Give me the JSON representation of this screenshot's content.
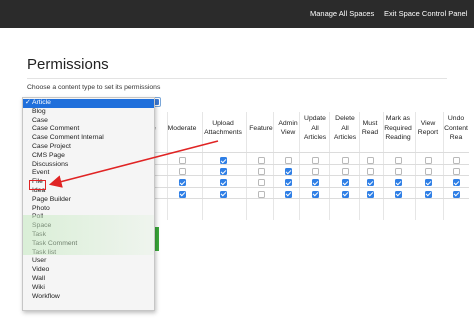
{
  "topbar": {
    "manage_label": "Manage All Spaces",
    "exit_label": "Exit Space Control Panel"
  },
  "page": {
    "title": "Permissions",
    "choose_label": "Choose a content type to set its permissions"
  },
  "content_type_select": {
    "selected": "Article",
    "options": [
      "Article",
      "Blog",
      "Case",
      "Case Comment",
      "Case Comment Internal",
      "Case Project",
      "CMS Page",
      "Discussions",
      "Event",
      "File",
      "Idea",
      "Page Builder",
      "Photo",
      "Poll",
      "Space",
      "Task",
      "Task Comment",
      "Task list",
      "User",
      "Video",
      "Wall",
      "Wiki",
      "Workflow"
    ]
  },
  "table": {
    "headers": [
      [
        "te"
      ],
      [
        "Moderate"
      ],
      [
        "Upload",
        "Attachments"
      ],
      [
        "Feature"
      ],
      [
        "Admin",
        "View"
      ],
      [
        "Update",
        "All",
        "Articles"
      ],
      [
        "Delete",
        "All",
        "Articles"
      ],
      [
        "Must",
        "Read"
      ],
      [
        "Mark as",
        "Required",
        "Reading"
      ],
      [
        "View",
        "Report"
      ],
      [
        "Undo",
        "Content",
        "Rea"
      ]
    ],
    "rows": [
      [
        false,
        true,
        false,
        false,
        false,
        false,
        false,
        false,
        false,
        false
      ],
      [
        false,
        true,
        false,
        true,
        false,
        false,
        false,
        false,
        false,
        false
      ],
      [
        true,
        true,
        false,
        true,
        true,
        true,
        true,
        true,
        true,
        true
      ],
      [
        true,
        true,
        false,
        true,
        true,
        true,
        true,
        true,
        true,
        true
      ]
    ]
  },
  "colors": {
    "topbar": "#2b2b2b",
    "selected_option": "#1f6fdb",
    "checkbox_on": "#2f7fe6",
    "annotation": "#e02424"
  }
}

▶ **Challenge**: Transcribe the whole listing exactly. Pictures are excluded.

▶ **Solution to this exercise**:
Give me the JSON representation of this screenshot's content.
{
  "topbar": {
    "manage_label": "Manage All Spaces",
    "exit_label": "Exit Space Control Panel"
  },
  "page": {
    "title": "Permissions",
    "choose_label": "Choose a content type to set its permissions"
  },
  "content_type_select": {
    "selected": "Article",
    "options": [
      "Article",
      "Blog",
      "Case",
      "Case Comment",
      "Case Comment Internal",
      "Case Project",
      "CMS Page",
      "Discussions",
      "Event",
      "File",
      "Idea",
      "Page Builder",
      "Photo",
      "Poll",
      "Space",
      "Task",
      "Task Comment",
      "Task list",
      "User",
      "Video",
      "Wall",
      "Wiki",
      "Workflow"
    ]
  },
  "table": {
    "headers": [
      [
        "te"
      ],
      [
        "Moderate"
      ],
      [
        "Upload",
        "Attachments"
      ],
      [
        "Feature"
      ],
      [
        "Admin",
        "View"
      ],
      [
        "Update",
        "All",
        "Articles"
      ],
      [
        "Delete",
        "All",
        "Articles"
      ],
      [
        "Must",
        "Read"
      ],
      [
        "Mark as",
        "Required",
        "Reading"
      ],
      [
        "View",
        "Report"
      ],
      [
        "Undo",
        "Content",
        "Rea"
      ]
    ],
    "rows": [
      [
        false,
        true,
        false,
        false,
        false,
        false,
        false,
        false,
        false,
        false
      ],
      [
        false,
        true,
        false,
        true,
        false,
        false,
        false,
        false,
        false,
        false
      ],
      [
        true,
        true,
        false,
        true,
        true,
        true,
        true,
        true,
        true,
        true
      ],
      [
        true,
        true,
        false,
        true,
        true,
        true,
        true,
        true,
        true,
        true
      ]
    ]
  },
  "colors": {
    "topbar": "#2b2b2b",
    "selected_option": "#1f6fdb",
    "checkbox_on": "#2f7fe6",
    "annotation": "#e02424"
  }
}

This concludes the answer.